▸ Stored entries
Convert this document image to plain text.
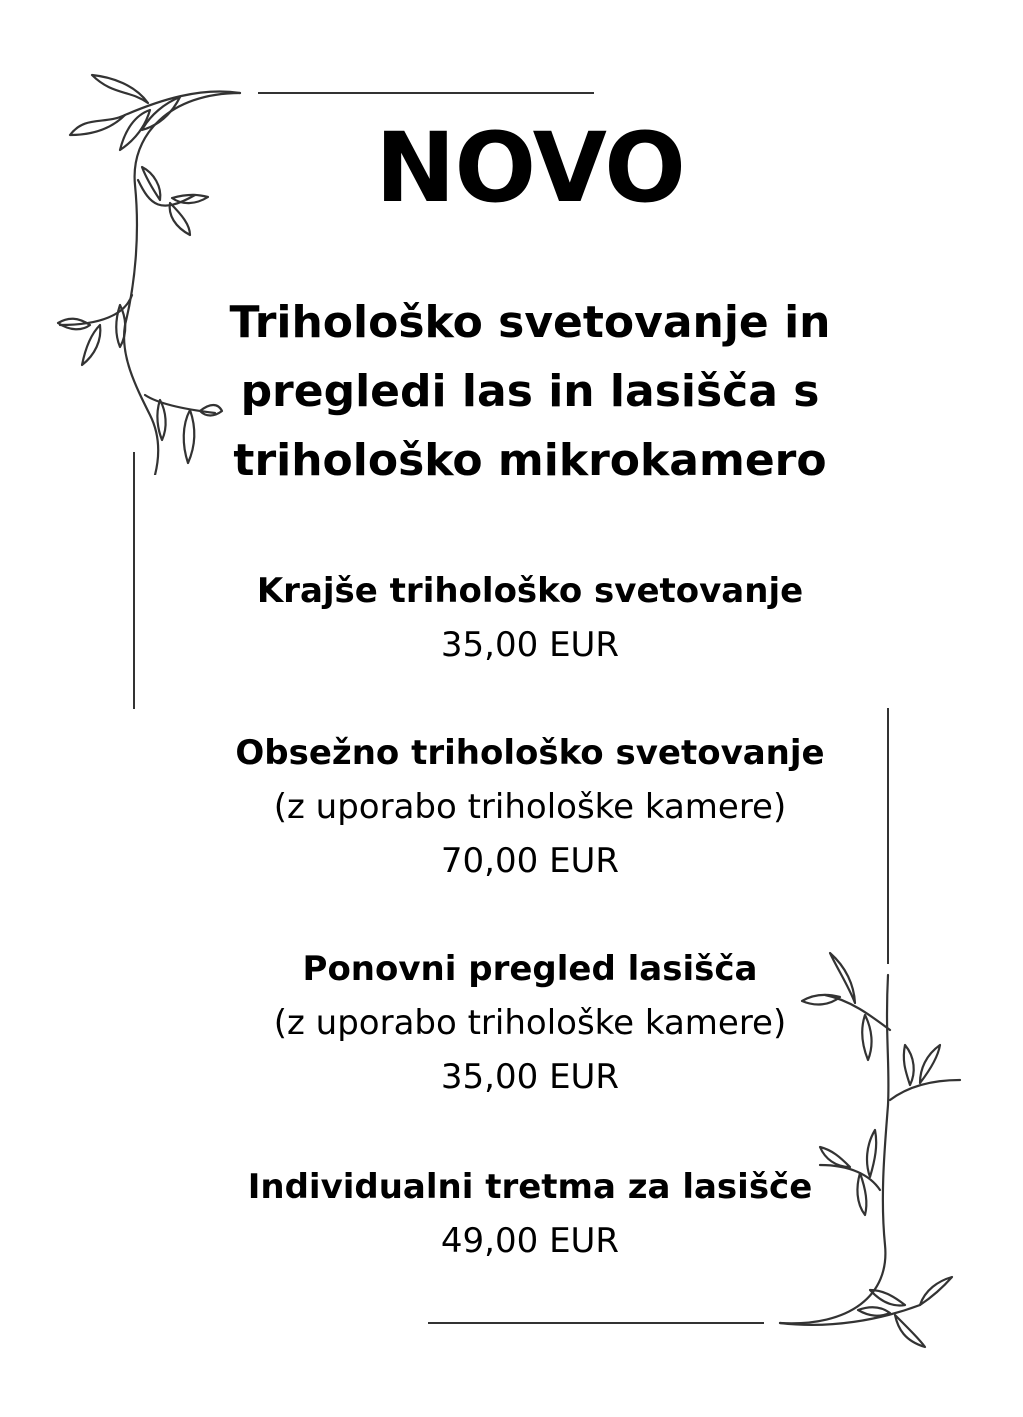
NOVO
Trihološko svetovanje in
pregledi las in lasišča s
trihološko mikrokamero
Krajše trihološko svetovanje
35,00 EUR
Obsežno trihološko svetovanje
(z uporabo trihološke kamere)
70,00 EUR
Ponovni pregled lasišča
(z uporabo trihološke kamere)
35,00 EUR
Individualni tretma za lasišče
49,00 EUR
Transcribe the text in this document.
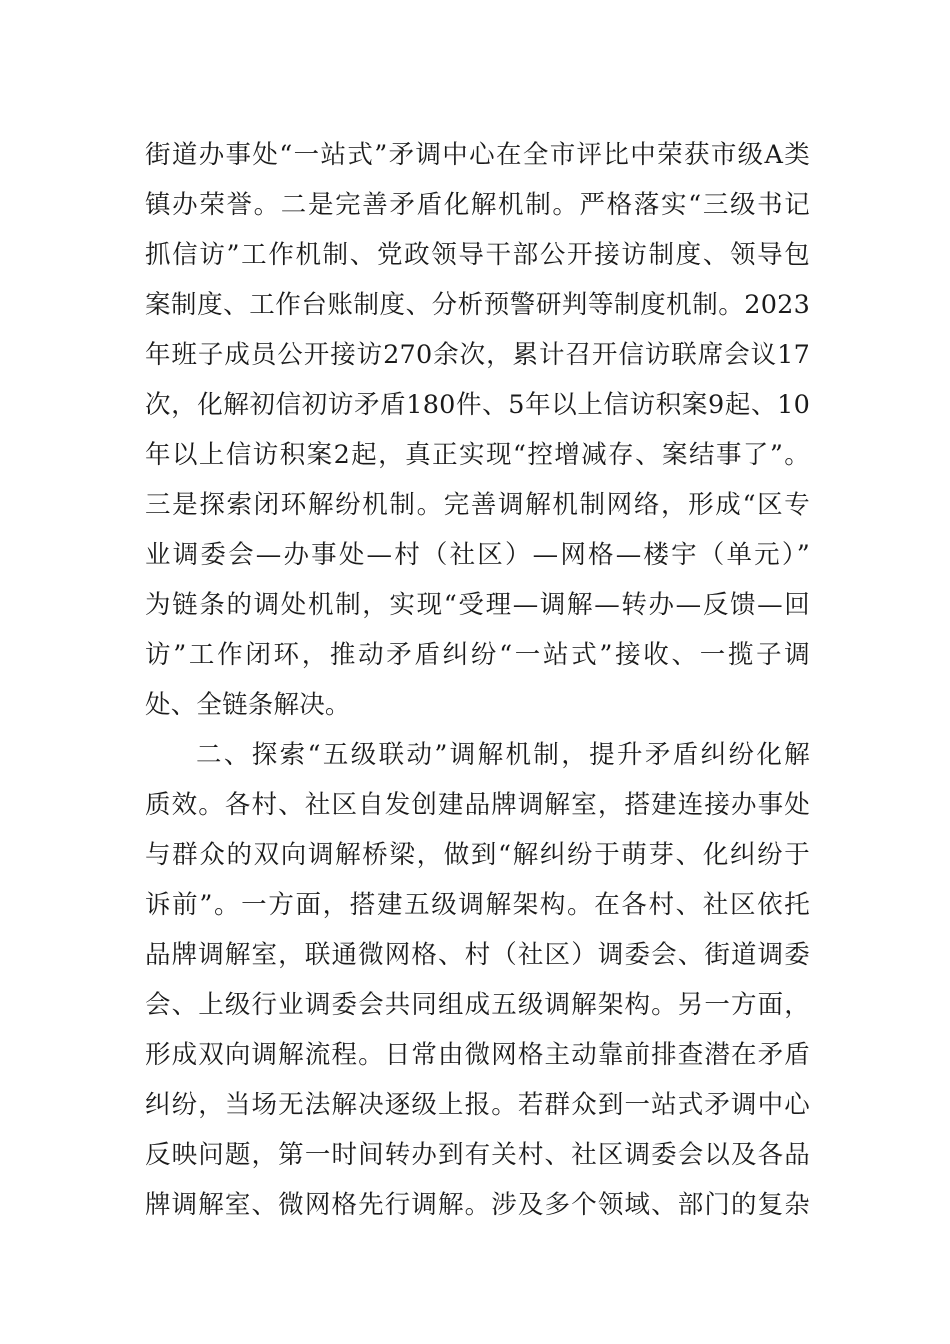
街道办事处“一站式”矛调中心在全市评比中荣获市级A类
镇办荣誉。二是完善矛盾化解机制。严格落实“三级书记
抓信访”工作机制、党政领导干部公开接访制度、领导包
案制度、工作台账制度、分析预警研判等制度机制。2023
年班子成员公开接访270余次，累计召开信访联席会议17
次，化解初信初访矛盾180件、5年以上信访积案9起、10
年以上信访积案2起，真正实现“控增减存、案结事了”。
三是探索闭环解纷机制。完善调解机制网络，形成“区专
业调委会—办事处—村（社区）—网格—楼宇（单元）”
为链条的调处机制，实现“受理—调解—转办—反馈—回
访”工作闭环，推动矛盾纠纷“一站式”接收、一揽子调
处、全链条解决。
二、探索“五级联动”调解机制，提升矛盾纠纷化解
质效。各村、社区自发创建品牌调解室，搭建连接办事处
与群众的双向调解桥梁，做到“解纠纷于萌芽、化纠纷于
诉前”。一方面，搭建五级调解架构。在各村、社区依托
品牌调解室，联通微网格、村（社区）调委会、街道调委
会、上级行业调委会共同组成五级调解架构。另一方面，
形成双向调解流程。日常由微网格主动靠前排查潜在矛盾
纠纷，当场无法解决逐级上报。若群众到一站式矛调中心
反映问题，第一时间转办到有关村、社区调委会以及各品
牌调解室、微网格先行调解。涉及多个领域、部门的复杂
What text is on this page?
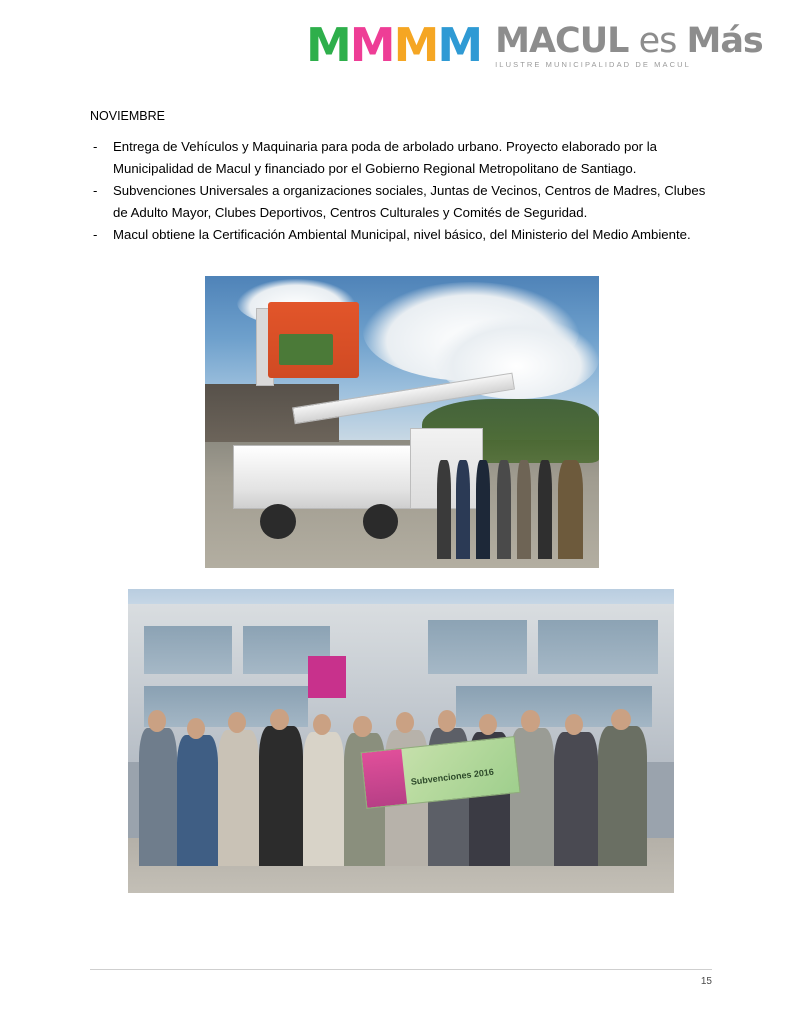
M M M M MACUL es Más
ILUSTRE MUNICIPALIDAD DE MACUL
NOVIEMBRE
- Entrega de Vehículos y Maquinaria para poda de arbolado urbano. Proyecto elaborado por la Municipalidad de Macul y financiado por el Gobierno Regional Metropolitano de Santiago.
- Subvenciones Universales a organizaciones sociales, Juntas de Vecinos, Centros de Madres, Clubes de Adulto Mayor, Clubes Deportivos, Centros Culturales y Comités de Seguridad.
- Macul obtiene la Certificación Ambiental Municipal, nivel básico, del Ministerio del Medio Ambiente.
Subvenciones 2016
15
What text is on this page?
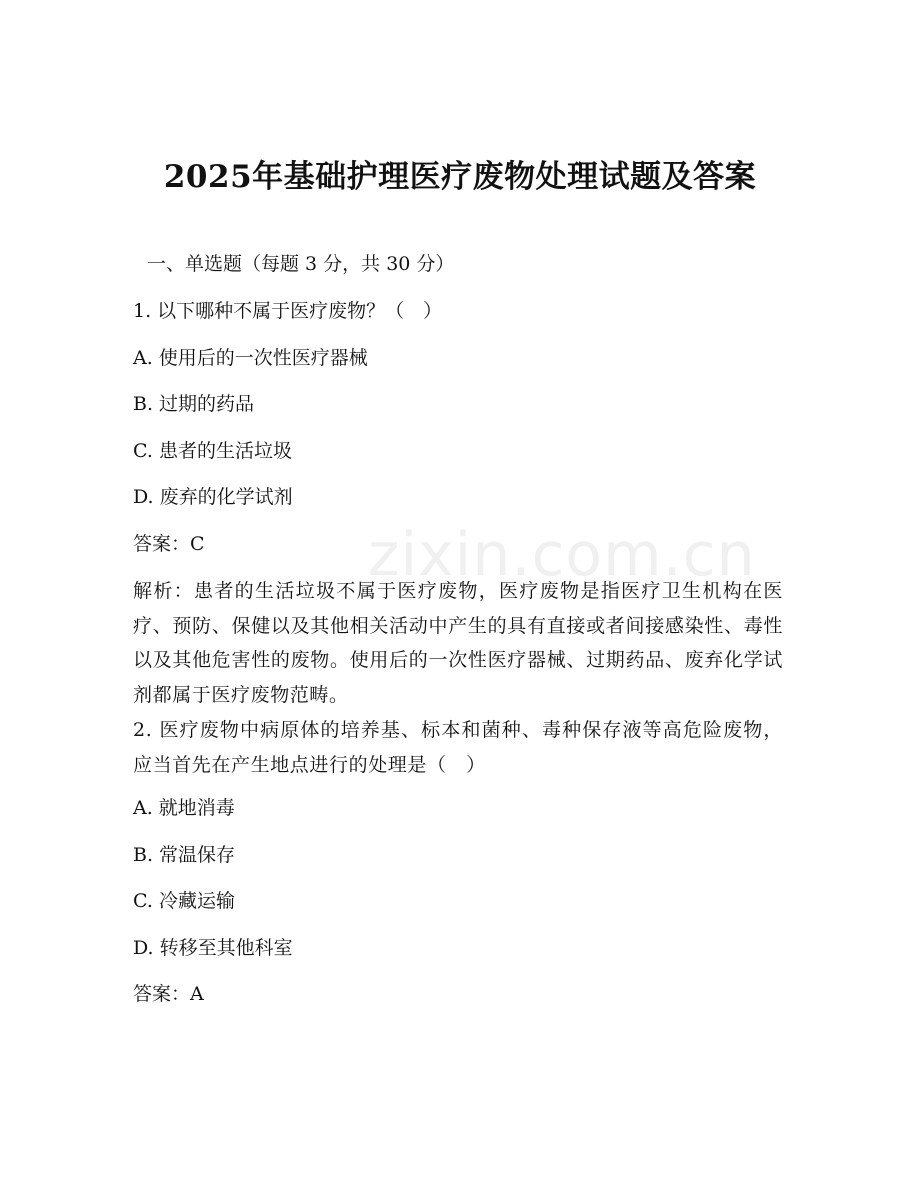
zixin.com.cn
2025年基础护理医疗废物处理试题及答案
一、单选题（每题 3 分，共 30 分）
1. 以下哪种不属于医疗废物？（　）
A. 使用后的一次性医疗器械
B. 过期的药品
C. 患者的生活垃圾
D. 废弃的化学试剂
答案：C
解析：患者的生活垃圾不属于医疗废物，医疗废物是指医疗卫生机构在医疗、预防、保健以及其他相关活动中产生的具有直接或者间接感染性、毒性以及其他危害性的废物。使用后的一次性医疗器械、过期药品、废弃化学试剂都属于医疗废物范畴。
2. 医疗废物中病原体的培养基、标本和菌种、毒种保存液等高危险废物，应当首先在产生地点进行的处理是（　）
A. 就地消毒
B. 常温保存
C. 冷藏运输
D. 转移至其他科室
答案：A
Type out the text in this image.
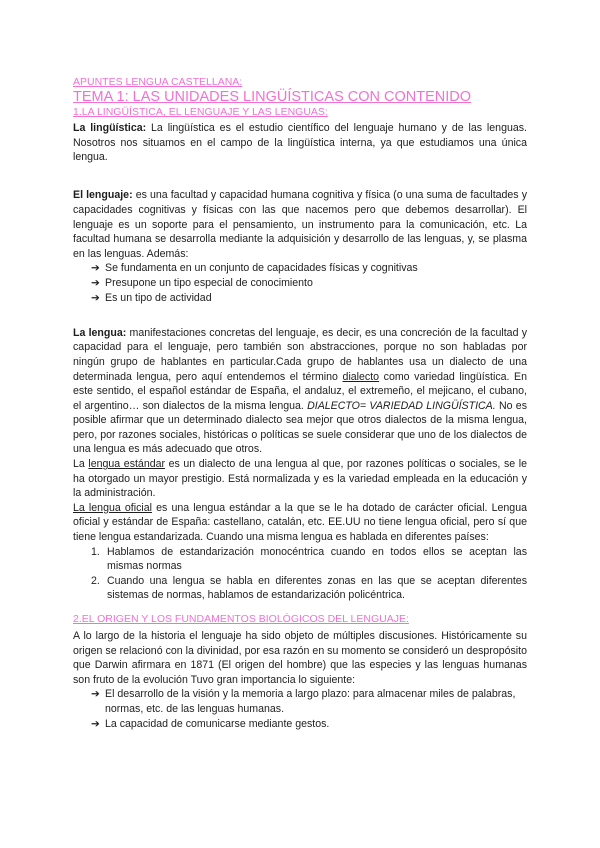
APUNTES LENGUA CASTELLANA:
TEMA 1: LAS UNIDADES LINGÜÍSTICAS CON CONTENIDO
1.LA LINGÜÍSTICA, EL LENGUAJE Y LAS LENGUAS:

La lingüística: La lingüística es el estudio científico del lenguaje humano y de las lenguas. Nosotros nos situamos en el campo de la lingüística interna, ya que estudiamos una única lengua.

El lenguaje: es una facultad y capacidad humana cognitiva y física (o una suma de facultades y capacidades cognitivas y físicas con las que nacemos pero que debemos desarrollar). El lenguaje es un soporte para el pensamiento, un instrumento para la comunicación, etc. La facultad humana se desarrolla mediante la adquisición y desarrollo de las lenguas, y, se plasma en las lenguas. Además:

➔ Se fundamenta en un conjunto de capacidades físicas y cognitivas
➔ Presupone un tipo especial de conocimiento
➔ Es un tipo de actividad

La lengua: manifestaciones concretas del lenguaje, es decir, es una concreción de la facultad y capacidad para el lenguaje, pero también son abstracciones, porque no son habladas por ningún grupo de hablantes en particular.Cada grupo de hablantes usa un dialecto de una determinada lengua, pero aquí entendemos el término dialecto como variedad lingüística. En este sentido, el español estándar de España, el andaluz, el extremeño, el mejicano, el cubano, el argentino… son dialectos de la misma lengua. DIALECTO= VARIEDAD LINGÜÍSTICA. No es posible afirmar que un determinado dialecto sea mejor que otros dialectos de la misma lengua, pero, por razones sociales, históricas o políticas se suele considerar que uno de los dialectos de una lengua es más adecuado que otros.

La lengua estándar es un dialecto de una lengua al que, por razones políticas o sociales, se le ha otorgado un mayor prestigio. Está normalizada y es la variedad empleada en la educación y la administración.

La lengua oficial es una lengua estándar a la que se le ha dotado de carácter oficial. Lengua oficial y estándar de España: castellano, catalán, etc. EE.UU no tiene lengua oficial, pero sí que tiene lengua estandarizada. Cuando una misma lengua es hablada en diferentes países:

1. Hablamos de estandarización monocéntrica cuando en todos ellos se aceptan las mismas normas
2. Cuando una lengua se habla en diferentes zonas en las que se aceptan diferentes sistemas de normas, hablamos de estandarización policéntrica.
2.EL ORIGEN Y LOS FUNDAMENTOS BIOLÓGICOS DEL LENGUAJE:

A lo largo de la historia el lenguaje ha sido objeto de múltiples discusiones. Históricamente su origen se relacionó con la divinidad, por esa razón en su momento se consideró un despropósito que Darwin afirmara en 1871 (El origen del hombre) que las especies y las lenguas humanas son fruto de la evolución Tuvo gran importancia lo siguiente:

➔ El desarrollo de la visión y la memoria a largo plazo: para almacenar miles de palabras, normas, etc. de las lenguas humanas.
➔ La capacidad de comunicarse mediante gestos.
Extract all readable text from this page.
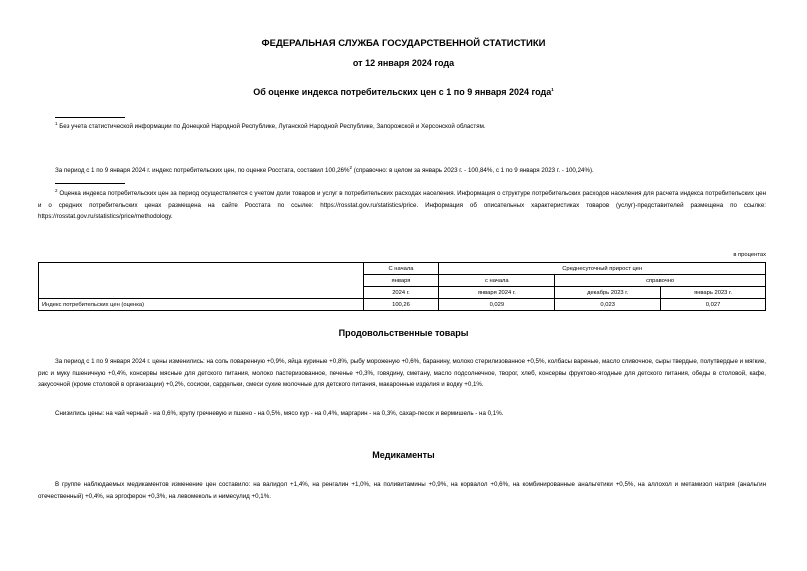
ФЕДЕРАЛЬНАЯ СЛУЖБА ГОСУДАРСТВЕННОЙ СТАТИСТИКИ
от 12 января 2024 года
Об оценке индекса потребительских цен с 1 по 9 января 2024 года$^1$
$^1$ Без учета статистической информации по Донецкой Народной Республике, Луганской Народной Республике, Запорожской и Херсонской областям.
За период с 1 по 9 января 2024 г. индекс потребительских цен, по оценке Росстата, составил 100,26%$^2$ (справочно: в целом за январь 2023 г. - 100,84%, с 1 по 9 января 2023 г. - 100,24%).
$^2$ Оценка индекса потребительских цен за период осуществляется с учетом доли товаров и услуг в потребительских расходах населения. Информация о структуре потребительских расходов населения для расчета индекса потребительских цен и о средних потребительских ценах размещена на сайте Росстата по ссылке: https://rosstat.gov.ru/statistics/price. Информация об описательных характеристиках товаров (услуг)-представителей размещена по ссылке: https://rosstat.gov.ru/statistics/price/methodology.
в процентах
	С начала	Среднесуточный прирост цен		
	января	с начала	справочно	
	2024 г.	января 2024 г.	декабрь 2023 г.	январь 2023 г.
Индекс потребительских цен (оценка)	100,26	0,029	0,023	0,027
Продовольственные товары
За период с 1 по 9 января 2024 г. цены изменились: на соль поваренную +0,9%, яйца куриные +0,8%, рыбу мороженую +0,6%, баранину, молоко стерилизованное +0,5%, колбасы вареные, масло сливочное, сыры твердые, полутвердые и мягкие, рис и муку пшеничную +0,4%, консервы мясные для детского питания, молоко пастеризованное, печенье +0,3%, говядину, сметану, масло подсолнечное, творог, хлеб, консервы фруктово-ягодные для детского питания, обеды в столовой, кафе, закусочной (кроме столовой в организации) +0,2%, сосиски, сардельки, смеси сухие молочные для детского питания, макаронные изделия и водку +0,1%.
Снизились цены: на чай черный - на 0,6%, крупу гречневую и пшено - на 0,5%, мясо кур - на 0,4%, маргарин - на 0,3%, сахар-песок и вермишель - на 0,1%.
Медикаменты
В группе наблюдаемых медикаментов изменение цен составило: на валидол +1,4%, на ренгалин +1,0%, на поливитамины +0,9%, на корвалол +0,6%, на комбинированные анальгетики +0,5%, на аллохол и метамизол натрия (анальгин отечественный) +0,4%, на эргоферон +0,3%, на левомеколь и нимесулид +0,1%.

▸ What to work on
Tally every line of the data that holds the word "цены" and write the count alone.

▸ Completed exercise
2